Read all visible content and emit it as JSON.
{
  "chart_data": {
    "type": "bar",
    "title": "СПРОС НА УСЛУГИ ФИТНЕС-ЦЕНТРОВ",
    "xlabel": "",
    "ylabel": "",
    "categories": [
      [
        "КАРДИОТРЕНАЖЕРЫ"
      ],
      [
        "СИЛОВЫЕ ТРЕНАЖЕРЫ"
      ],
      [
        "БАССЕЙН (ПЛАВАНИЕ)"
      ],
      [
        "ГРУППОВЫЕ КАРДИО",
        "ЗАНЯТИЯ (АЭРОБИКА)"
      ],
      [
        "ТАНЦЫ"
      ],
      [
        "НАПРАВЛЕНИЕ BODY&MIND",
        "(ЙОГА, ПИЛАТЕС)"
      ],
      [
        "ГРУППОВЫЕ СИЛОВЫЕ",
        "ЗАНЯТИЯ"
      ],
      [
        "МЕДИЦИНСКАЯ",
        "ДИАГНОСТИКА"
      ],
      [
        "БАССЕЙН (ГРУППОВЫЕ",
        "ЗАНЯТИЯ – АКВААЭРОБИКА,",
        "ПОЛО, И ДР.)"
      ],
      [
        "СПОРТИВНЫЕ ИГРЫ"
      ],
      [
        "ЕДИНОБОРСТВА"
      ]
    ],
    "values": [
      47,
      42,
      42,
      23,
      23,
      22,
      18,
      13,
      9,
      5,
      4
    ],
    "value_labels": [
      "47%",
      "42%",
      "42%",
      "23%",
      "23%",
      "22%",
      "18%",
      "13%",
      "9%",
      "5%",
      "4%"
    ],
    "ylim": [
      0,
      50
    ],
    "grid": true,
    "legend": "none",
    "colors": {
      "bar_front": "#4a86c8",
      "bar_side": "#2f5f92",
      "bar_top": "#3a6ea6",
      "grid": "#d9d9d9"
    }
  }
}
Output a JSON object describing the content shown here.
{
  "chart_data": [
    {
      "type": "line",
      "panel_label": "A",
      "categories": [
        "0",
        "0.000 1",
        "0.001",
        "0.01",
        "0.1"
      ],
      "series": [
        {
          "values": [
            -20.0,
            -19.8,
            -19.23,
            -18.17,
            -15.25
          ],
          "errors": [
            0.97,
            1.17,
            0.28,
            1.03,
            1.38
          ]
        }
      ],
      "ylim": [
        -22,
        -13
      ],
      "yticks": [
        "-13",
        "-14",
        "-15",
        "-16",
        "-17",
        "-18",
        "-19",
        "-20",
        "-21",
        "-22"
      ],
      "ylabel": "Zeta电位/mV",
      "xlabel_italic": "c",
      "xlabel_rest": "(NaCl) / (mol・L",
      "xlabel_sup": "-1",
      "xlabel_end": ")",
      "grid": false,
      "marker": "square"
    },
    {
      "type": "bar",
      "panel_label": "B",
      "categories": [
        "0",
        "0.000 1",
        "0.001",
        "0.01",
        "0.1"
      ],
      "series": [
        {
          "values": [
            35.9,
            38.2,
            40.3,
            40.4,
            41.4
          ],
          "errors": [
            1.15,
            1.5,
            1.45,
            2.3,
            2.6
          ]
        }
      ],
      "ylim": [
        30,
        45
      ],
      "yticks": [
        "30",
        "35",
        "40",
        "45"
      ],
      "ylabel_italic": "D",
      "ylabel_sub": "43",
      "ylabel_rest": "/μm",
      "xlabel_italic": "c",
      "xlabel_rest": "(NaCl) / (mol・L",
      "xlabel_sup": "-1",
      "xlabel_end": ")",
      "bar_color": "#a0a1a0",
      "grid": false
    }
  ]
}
·····
#### [Written instruction]
Recopy the entries above exactly, with every line included.

#### [Exercise result]
Read all visible content and emit it as JSON.
{
  "chart_data": {
    "type": "bar",
    "title": "СПРОС НА УСЛУГИ ФИТНЕС-ЦЕНТРОВ",
    "xlabel": "",
    "ylabel": "",
    "categories": [
      [
        "КАРДИОТРЕНАЖЕРЫ"
      ],
      [
        "СИЛОВЫЕ ТРЕНАЖЕРЫ"
      ],
      [
        "БАССЕЙН (ПЛАВАНИЕ)"
      ],
      [
        "ГРУППОВЫЕ КАРДИО",
        "ЗАНЯТИЯ (АЭРОБИКА)"
      ],
      [
        "ТАНЦЫ"
      ],
      [
        "НАПРАВЛЕНИЕ BODY&MIND",
        "(ЙОГА, ПИЛАТЕС)"
      ],
      [
        "ГРУППОВЫЕ СИЛОВЫЕ",
        "ЗАНЯТИЯ"
      ],
      [
        "МЕДИЦИНСКАЯ",
        "ДИАГНОСТИКА"
      ],
      [
        "БАССЕЙН (ГРУППОВЫЕ",
        "ЗАНЯТИЯ – АКВААЭРОБИКА,",
        "ПОЛО, И ДР.)"
      ],
      [
        "СПОРТИВНЫЕ ИГРЫ"
      ],
      [
        "ЕДИНОБОРСТВА"
      ]
    ],
    "values": [
      47,
      42,
      42,
      23,
      23,
      22,
      18,
      13,
      9,
      5,
      4
    ],
    "value_labels": [
      "47%",
      "42%",
      "42%",
      "23%",
      "23%",
      "22%",
      "18%",
      "13%",
      "9%",
      "5%",
      "4%"
    ],
    "ylim": [
      0,
      50
    ],
    "grid": true,
    "legend": "none",
    "colors": {
      "bar_front": "#4a86c8",
      "bar_side": "#2f5f92",
      "bar_top": "#3a6ea6",
      "grid": "#d9d9d9"
    }
  }
}
Output a JSON object describing the content shown here.
{
  "chart_data": [
    {
      "type": "line",
      "panel_label": "A",
      "categories": [
        "0",
        "0.000 1",
        "0.001",
        "0.01",
        "0.1"
      ],
      "series": [
        {
          "values": [
            -20.0,
            -19.8,
            -19.23,
            -18.17,
            -15.25
          ],
          "errors": [
            0.97,
            1.17,
            0.28,
            1.03,
            1.38
          ]
        }
      ],
      "ylim": [
        -22,
        -13
      ],
      "yticks": [
        "-13",
        "-14",
        "-15",
        "-16",
        "-17",
        "-18",
        "-19",
        "-20",
        "-21",
        "-22"
      ],
      "ylabel": "Zeta电位/mV",
      "xlabel_italic": "c",
      "xlabel_rest": "(NaCl) / (mol・L",
      "xlabel_sup": "-1",
      "xlabel_end": ")",
      "grid": false,
      "marker": "square"
    },
    {
      "type": "bar",
      "panel_label": "B",
      "categories": [
        "0",
        "0.000 1",
        "0.001",
        "0.01",
        "0.1"
      ],
      "series": [
        {
          "values": [
            35.9,
            38.2,
            40.3,
            40.4,
            41.4
          ],
          "errors": [
            1.15,
            1.5,
            1.45,
            2.3,
            2.6
          ]
        }
      ],
      "ylim": [
        30,
        45
      ],
      "yticks": [
        "30",
        "35",
        "40",
        "45"
      ],
      "ylabel_italic": "D",
      "ylabel_sub": "43",
      "ylabel_rest": "/μm",
      "xlabel_italic": "c",
      "xlabel_rest": "(NaCl) / (mol・L",
      "xlabel_sup": "-1",
      "xlabel_end": ")",
      "bar_color": "#a0a1a0",
      "grid": false
    }
  ]
}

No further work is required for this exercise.